─── DOCUMENT SECTION ───

A trilby is an expression of independence. Without my trilby, I'm no-one.
By Marky Absinthe

trilbysteve.jpg
Steve the Trilby

Trilbys.
Aren't they fucking ace? As ace as Saddam Hussein gassing the Kurds, a laugh riot, proper rebellion and total "fuck you" to the MAN. Without the Trilby, we'd all be nobodies wandering around with our little England mentality. With it, we're all zipping in the streets, dancing to the counterculture that is the 21st century fucking revolution. Yeah, you got love the Trilby. It's the dude! Pete the Poet has one and if it's good enough for the modern day Bard then for me its fucking essential gear.

─── DATA SECTION ───

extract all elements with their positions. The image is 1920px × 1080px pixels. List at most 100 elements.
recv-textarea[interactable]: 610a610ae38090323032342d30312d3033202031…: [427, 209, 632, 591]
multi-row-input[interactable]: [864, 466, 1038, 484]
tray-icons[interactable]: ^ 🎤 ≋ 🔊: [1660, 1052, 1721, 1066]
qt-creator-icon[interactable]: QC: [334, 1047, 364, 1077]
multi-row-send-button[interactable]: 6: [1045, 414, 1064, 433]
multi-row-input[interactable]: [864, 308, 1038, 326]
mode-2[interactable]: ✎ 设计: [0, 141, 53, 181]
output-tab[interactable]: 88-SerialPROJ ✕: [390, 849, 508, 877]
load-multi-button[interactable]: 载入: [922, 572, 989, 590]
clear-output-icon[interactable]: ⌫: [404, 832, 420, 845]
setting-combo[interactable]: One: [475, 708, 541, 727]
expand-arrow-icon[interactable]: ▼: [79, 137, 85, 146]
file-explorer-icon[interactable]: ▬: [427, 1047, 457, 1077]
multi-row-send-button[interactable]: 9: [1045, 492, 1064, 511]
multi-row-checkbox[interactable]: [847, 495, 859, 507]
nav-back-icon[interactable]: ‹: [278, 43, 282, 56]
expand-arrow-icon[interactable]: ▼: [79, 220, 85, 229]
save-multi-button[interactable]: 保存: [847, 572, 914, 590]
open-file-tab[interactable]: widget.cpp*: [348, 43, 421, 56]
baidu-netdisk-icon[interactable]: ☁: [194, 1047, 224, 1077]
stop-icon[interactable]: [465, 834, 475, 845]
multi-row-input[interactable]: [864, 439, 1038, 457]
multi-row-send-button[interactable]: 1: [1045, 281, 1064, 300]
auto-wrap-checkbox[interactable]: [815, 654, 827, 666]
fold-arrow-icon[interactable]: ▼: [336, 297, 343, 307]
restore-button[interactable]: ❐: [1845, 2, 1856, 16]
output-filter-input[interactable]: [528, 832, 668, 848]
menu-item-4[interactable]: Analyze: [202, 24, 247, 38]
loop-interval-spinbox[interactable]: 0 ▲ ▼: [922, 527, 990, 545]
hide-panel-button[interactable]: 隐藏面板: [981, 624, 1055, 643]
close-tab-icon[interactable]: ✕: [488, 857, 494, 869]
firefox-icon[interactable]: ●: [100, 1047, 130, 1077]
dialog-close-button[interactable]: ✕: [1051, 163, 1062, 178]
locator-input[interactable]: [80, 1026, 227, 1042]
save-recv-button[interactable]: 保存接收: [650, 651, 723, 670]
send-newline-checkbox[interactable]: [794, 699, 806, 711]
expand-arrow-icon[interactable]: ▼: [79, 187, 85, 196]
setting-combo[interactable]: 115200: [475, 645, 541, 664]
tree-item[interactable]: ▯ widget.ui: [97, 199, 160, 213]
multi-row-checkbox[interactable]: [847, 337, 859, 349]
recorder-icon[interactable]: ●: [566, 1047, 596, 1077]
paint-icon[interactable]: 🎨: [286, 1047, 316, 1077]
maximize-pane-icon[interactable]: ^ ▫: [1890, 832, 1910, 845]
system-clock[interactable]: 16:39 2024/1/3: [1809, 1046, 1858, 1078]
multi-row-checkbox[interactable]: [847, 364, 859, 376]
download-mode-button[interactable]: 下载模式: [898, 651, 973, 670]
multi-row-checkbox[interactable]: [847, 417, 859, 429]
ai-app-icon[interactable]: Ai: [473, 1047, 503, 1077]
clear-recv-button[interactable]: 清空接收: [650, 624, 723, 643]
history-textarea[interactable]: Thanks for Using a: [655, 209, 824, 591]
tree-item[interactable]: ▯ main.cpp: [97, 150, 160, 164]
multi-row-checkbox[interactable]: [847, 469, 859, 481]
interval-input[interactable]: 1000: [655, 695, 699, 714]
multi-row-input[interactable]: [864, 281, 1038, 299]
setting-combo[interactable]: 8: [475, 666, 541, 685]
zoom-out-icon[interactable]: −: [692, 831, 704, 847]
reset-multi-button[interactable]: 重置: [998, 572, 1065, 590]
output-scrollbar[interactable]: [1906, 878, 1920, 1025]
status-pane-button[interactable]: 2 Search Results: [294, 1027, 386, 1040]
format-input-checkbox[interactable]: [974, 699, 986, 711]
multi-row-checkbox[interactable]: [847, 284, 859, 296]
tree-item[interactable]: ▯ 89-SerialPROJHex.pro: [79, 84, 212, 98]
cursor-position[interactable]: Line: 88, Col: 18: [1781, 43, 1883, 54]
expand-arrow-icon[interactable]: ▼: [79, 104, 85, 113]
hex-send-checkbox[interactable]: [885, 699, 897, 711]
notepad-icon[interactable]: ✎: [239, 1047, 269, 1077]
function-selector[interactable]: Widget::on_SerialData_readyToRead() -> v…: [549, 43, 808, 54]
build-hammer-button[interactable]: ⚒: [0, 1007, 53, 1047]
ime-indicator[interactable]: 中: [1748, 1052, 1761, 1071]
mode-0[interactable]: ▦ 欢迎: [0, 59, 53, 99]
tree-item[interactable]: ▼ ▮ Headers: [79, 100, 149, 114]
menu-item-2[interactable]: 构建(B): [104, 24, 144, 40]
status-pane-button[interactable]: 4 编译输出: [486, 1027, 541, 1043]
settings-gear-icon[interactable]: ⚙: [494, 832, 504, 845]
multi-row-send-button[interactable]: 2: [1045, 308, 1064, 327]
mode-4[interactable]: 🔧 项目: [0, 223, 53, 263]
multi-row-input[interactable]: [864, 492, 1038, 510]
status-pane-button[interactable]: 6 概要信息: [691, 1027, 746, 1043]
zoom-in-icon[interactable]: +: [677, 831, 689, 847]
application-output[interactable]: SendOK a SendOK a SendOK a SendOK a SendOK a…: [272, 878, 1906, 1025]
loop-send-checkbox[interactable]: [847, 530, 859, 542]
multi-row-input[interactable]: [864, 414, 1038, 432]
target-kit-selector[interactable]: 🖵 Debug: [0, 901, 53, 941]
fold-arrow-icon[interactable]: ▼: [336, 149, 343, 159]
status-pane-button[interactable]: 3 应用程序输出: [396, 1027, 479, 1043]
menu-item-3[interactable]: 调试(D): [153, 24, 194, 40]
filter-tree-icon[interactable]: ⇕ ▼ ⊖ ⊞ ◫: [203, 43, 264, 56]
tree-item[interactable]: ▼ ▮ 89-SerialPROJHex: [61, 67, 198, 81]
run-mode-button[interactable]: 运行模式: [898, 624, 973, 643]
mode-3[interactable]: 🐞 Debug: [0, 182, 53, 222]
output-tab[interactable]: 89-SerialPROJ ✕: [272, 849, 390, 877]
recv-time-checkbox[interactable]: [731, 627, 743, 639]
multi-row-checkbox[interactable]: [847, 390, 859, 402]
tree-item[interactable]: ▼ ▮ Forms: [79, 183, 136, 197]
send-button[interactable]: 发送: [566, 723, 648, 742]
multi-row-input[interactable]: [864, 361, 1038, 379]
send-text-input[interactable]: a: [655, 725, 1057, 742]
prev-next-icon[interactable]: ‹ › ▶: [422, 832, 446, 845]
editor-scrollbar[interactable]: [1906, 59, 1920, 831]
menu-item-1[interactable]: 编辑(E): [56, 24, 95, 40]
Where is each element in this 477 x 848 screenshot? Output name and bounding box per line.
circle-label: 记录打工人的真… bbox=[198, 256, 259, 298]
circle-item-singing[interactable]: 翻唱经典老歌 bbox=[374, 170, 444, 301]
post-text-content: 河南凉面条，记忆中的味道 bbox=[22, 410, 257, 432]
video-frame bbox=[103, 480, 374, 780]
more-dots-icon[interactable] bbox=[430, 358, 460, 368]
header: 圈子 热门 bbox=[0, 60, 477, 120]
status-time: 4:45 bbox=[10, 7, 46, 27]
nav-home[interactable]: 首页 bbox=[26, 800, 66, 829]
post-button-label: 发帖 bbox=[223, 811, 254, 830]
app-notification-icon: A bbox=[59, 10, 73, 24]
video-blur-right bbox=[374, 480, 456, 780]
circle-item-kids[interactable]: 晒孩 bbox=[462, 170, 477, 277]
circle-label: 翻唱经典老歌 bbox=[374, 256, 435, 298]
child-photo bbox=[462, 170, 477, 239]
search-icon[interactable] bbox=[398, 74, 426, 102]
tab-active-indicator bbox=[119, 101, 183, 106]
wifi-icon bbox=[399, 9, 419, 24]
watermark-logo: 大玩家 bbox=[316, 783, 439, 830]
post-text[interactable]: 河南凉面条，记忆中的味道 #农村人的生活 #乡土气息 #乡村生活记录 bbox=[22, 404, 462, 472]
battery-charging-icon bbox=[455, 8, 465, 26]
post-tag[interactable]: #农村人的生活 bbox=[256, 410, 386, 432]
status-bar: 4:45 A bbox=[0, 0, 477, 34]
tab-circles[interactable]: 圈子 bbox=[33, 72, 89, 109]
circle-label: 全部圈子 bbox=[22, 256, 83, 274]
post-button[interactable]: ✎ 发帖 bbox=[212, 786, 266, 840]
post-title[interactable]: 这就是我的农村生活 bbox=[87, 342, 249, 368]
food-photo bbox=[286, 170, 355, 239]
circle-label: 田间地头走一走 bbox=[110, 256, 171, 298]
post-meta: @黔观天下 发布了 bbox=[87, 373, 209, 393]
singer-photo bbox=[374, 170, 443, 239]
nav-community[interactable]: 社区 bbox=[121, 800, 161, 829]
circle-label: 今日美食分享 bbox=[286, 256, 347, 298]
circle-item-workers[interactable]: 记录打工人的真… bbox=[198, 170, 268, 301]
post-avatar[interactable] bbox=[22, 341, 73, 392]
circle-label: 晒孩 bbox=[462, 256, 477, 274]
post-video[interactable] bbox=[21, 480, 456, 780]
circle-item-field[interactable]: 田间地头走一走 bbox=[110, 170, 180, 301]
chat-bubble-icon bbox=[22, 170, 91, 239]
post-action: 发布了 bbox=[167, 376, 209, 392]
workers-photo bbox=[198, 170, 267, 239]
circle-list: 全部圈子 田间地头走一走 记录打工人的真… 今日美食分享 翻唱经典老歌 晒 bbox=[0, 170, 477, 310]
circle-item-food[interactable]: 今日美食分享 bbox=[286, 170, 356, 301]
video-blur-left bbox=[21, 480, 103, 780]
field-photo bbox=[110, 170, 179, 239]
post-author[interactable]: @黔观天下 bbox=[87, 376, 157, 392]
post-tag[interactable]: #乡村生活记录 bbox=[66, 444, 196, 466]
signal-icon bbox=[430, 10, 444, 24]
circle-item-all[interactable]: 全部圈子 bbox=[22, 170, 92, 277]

───

WHAT YOU NEED TO DO:
[A] Answer these questions about the trilby article:
(i) Whose name is given as the author?
(ii) What caption appears under the image file name?
(iii) Who does the article say owns a trilby and call the modern day Bard?
[B] Please carry on writing the trilby article, picking up right after its last sentence.
You won't need the listings for any of this.

TASK ANSWERS:
[A]
(i) Marky Absinthe
(ii) Steve the Trilby
(iii) Pete the Poet

[B]
My favourite Trilby is the Steve. It's in the photo right here. I love Steve cos he tells it like it is, he's representing all the gangsters around the ghetto, he's rolling with the winners and flattening all the losers. Pranging out to cocktails of excess, witnessing the masses fighting on the dancefloor with blood and vigour pouring out of their heads. Steve is right there in the thick of it. The cool dude, the Samuel L. of hatwear, the Shaft mother, the Ayatollah of Hat-a-rolla.
 
So get your Trilby and your Steve and go jigging in the streets to the sound of modernism. Brothers and sisters you won't regret it.